• _Given request_
Verbatim output of all the material below is required.

• _Exercise materials_

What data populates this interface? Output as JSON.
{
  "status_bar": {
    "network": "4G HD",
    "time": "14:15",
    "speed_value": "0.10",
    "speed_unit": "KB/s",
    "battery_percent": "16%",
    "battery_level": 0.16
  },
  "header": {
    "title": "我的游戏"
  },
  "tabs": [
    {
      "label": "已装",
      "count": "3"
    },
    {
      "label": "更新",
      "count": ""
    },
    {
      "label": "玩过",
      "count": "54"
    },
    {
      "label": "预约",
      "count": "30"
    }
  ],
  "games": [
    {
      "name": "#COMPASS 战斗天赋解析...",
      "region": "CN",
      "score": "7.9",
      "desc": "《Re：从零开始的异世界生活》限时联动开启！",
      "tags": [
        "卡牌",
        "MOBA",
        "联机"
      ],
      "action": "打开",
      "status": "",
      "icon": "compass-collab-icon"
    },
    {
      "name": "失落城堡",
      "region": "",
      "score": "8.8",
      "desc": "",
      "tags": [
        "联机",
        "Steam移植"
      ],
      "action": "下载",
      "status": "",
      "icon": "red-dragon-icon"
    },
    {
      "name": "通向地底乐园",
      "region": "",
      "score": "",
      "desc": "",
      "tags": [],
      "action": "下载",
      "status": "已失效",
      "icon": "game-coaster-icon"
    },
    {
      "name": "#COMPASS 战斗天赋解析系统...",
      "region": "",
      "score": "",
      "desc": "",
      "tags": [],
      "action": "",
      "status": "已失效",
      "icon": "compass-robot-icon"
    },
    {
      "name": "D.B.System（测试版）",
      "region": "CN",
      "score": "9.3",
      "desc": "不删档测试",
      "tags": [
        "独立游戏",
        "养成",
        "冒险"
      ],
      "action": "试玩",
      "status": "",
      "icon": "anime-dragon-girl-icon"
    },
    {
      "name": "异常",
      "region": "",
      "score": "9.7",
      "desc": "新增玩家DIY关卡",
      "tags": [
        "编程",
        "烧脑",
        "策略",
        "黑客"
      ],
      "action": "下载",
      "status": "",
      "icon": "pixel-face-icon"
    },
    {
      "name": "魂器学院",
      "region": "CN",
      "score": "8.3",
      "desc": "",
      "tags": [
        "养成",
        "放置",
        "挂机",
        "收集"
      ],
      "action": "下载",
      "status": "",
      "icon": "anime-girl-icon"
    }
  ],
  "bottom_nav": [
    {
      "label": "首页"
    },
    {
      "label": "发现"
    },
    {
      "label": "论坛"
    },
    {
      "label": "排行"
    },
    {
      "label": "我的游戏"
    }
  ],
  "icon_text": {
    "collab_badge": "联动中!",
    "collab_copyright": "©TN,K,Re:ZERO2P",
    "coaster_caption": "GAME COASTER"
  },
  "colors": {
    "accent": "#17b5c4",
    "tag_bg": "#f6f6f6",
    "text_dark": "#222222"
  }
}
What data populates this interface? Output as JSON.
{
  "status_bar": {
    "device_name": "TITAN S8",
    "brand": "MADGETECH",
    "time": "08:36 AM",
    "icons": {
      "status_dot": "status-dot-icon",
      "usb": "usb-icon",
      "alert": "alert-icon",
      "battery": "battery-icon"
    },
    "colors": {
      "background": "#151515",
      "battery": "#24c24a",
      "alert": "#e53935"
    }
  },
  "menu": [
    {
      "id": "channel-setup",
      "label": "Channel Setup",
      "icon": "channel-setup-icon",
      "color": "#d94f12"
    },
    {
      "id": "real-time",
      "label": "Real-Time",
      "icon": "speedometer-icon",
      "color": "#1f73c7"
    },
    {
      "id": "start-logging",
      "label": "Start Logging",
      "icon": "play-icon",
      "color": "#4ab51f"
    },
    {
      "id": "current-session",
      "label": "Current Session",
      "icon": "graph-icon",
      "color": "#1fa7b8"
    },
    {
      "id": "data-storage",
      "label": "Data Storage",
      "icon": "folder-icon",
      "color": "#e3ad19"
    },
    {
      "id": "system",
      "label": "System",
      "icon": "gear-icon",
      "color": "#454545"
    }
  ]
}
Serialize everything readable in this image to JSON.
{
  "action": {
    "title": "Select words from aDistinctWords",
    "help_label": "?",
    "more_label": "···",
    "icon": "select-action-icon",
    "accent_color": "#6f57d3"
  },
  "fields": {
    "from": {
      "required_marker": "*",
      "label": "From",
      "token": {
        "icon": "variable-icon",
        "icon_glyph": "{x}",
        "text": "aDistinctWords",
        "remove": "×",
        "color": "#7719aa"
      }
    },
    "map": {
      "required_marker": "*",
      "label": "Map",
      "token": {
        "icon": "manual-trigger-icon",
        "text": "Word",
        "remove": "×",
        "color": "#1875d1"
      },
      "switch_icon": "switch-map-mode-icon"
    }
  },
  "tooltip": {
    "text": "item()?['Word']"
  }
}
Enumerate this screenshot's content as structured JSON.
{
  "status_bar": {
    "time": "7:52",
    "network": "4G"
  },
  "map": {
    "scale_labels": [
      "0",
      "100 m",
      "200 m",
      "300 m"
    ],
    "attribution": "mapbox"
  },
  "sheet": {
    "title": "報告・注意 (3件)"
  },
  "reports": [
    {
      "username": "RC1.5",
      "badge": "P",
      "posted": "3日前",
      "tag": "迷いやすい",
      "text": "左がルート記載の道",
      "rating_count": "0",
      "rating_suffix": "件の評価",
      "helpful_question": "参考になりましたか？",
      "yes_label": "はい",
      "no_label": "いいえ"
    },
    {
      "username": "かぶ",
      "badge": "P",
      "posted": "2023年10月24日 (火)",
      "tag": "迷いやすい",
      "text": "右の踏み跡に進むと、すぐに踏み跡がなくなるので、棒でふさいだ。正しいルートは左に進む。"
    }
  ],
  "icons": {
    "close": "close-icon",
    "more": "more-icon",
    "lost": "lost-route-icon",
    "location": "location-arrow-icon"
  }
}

• _Solution to this exercise_
What data populates this interface? Output as JSON.
{
  "status_bar": {
    "network": "4G HD",
    "time": "14:15",
    "speed_value": "0.10",
    "speed_unit": "KB/s",
    "battery_percent": "16%",
    "battery_level": 0.16
  },
  "header": {
    "title": "我的游戏"
  },
  "tabs": [
    {
      "label": "已装",
      "count": "3"
    },
    {
      "label": "更新",
      "count": ""
    },
    {
      "label": "玩过",
      "count": "54"
    },
    {
      "label": "预约",
      "count": "30"
    }
  ],
  "games": [
    {
      "name": "#COMPASS 战斗天赋解析...",
      "region": "CN",
      "score": "7.9",
      "desc": "《Re：从零开始的异世界生活》限时联动开启！",
      "tags": [
        "卡牌",
        "MOBA",
        "联机"
      ],
      "action": "打开",
      "status": "",
      "icon": "compass-collab-icon"
    },
    {
      "name": "失落城堡",
      "region": "",
      "score": "8.8",
      "desc": "",
      "tags": [
        "联机",
        "Steam移植"
      ],
      "action": "下载",
      "status": "",
      "icon": "red-dragon-icon"
    },
    {
      "name": "通向地底乐园",
      "region": "",
      "score": "",
      "desc": "",
      "tags": [],
      "action": "下载",
      "status": "已失效",
      "icon": "game-coaster-icon"
    },
    {
      "name": "#COMPASS 战斗天赋解析系统...",
      "region": "",
      "score": "",
      "desc": "",
      "tags": [],
      "action": "",
      "status": "已失效",
      "icon": "compass-robot-icon"
    },
    {
      "name": "D.B.System（测试版）",
      "region": "CN",
      "score": "9.3",
      "desc": "不删档测试",
      "tags": [
        "独立游戏",
        "养成",
        "冒险"
      ],
      "action": "试玩",
      "status": "",
      "icon": "anime-dragon-girl-icon"
    },
    {
      "name": "异常",
      "region": "",
      "score": "9.7",
      "desc": "新增玩家DIY关卡",
      "tags": [
        "编程",
        "烧脑",
        "策略",
        "黑客"
      ],
      "action": "下载",
      "status": "",
      "icon": "pixel-face-icon"
    },
    {
      "name": "魂器学院",
      "region": "CN",
      "score": "8.3",
      "desc": "",
      "tags": [
        "养成",
        "放置",
        "挂机",
        "收集"
      ],
      "action": "下载",
      "status": "",
      "icon": "anime-girl-icon"
    }
  ],
  "bottom_nav": [
    {
      "label": "首页"
    },
    {
      "label": "发现"
    },
    {
      "label": "论坛"
    },
    {
      "label": "排行"
    },
    {
      "label": "我的游戏"
    }
  ],
  "icon_text": {
    "collab_badge": "联动中!",
    "collab_copyright": "©TN,K,Re:ZERO2P",
    "coaster_caption": "GAME COASTER"
  },
  "colors": {
    "accent": "#17b5c4",
    "tag_bg": "#f6f6f6",
    "text_dark": "#222222"
  }
}
What data populates this interface? Output as JSON.
{
  "status_bar": {
    "device_name": "TITAN S8",
    "brand": "MADGETECH",
    "time": "08:36 AM",
    "icons": {
      "status_dot": "status-dot-icon",
      "usb": "usb-icon",
      "alert": "alert-icon",
      "battery": "battery-icon"
    },
    "colors": {
      "background": "#151515",
      "battery": "#24c24a",
      "alert": "#e53935"
    }
  },
  "menu": [
    {
      "id": "channel-setup",
      "label": "Channel Setup",
      "icon": "channel-setup-icon",
      "color": "#d94f12"
    },
    {
      "id": "real-time",
      "label": "Real-Time",
      "icon": "speedometer-icon",
      "color": "#1f73c7"
    },
    {
      "id": "start-logging",
      "label": "Start Logging",
      "icon": "play-icon",
      "color": "#4ab51f"
    },
    {
      "id": "current-session",
      "label": "Current Session",
      "icon": "graph-icon",
      "color": "#1fa7b8"
    },
    {
      "id": "data-storage",
      "label": "Data Storage",
      "icon": "folder-icon",
      "color": "#e3ad19"
    },
    {
      "id": "system",
      "label": "System",
      "icon": "gear-icon",
      "color": "#454545"
    }
  ]
}
Serialize everything readable in this image to JSON.
{
  "action": {
    "title": "Select words from aDistinctWords",
    "help_label": "?",
    "more_label": "···",
    "icon": "select-action-icon",
    "accent_color": "#6f57d3"
  },
  "fields": {
    "from": {
      "required_marker": "*",
      "label": "From",
      "token": {
        "icon": "variable-icon",
        "icon_glyph": "{x}",
        "text": "aDistinctWords",
        "remove": "×",
        "color": "#7719aa"
      }
    },
    "map": {
      "required_marker": "*",
      "label": "Map",
      "token": {
        "icon": "manual-trigger-icon",
        "text": "Word",
        "remove": "×",
        "color": "#1875d1"
      },
      "switch_icon": "switch-map-mode-icon"
    }
  },
  "tooltip": {
    "text": "item()?['Word']"
  }
}
Enumerate this screenshot's content as structured JSON.
{
  "status_bar": {
    "time": "7:52",
    "network": "4G"
  },
  "map": {
    "scale_labels": [
      "0",
      "100 m",
      "200 m",
      "300 m"
    ],
    "attribution": "mapbox"
  },
  "sheet": {
    "title": "報告・注意 (3件)"
  },
  "reports": [
    {
      "username": "RC1.5",
      "badge": "P",
      "posted": "3日前",
      "tag": "迷いやすい",
      "text": "左がルート記載の道",
      "rating_count": "0",
      "rating_suffix": "件の評価",
      "helpful_question": "参考になりましたか？",
      "yes_label": "はい",
      "no_label": "いいえ"
    },
    {
      "username": "かぶ",
      "badge": "P",
      "posted": "2023年10月24日 (火)",
      "tag": "迷いやすい",
      "text": "右の踏み跡に進むと、すぐに踏み跡がなくなるので、棒でふさいだ。正しいルートは左に進む。"
    }
  ],
  "icons": {
    "close": "close-icon",
    "more": "more-icon",
    "lost": "lost-route-icon",
    "location": "location-arrow-icon"
  }
}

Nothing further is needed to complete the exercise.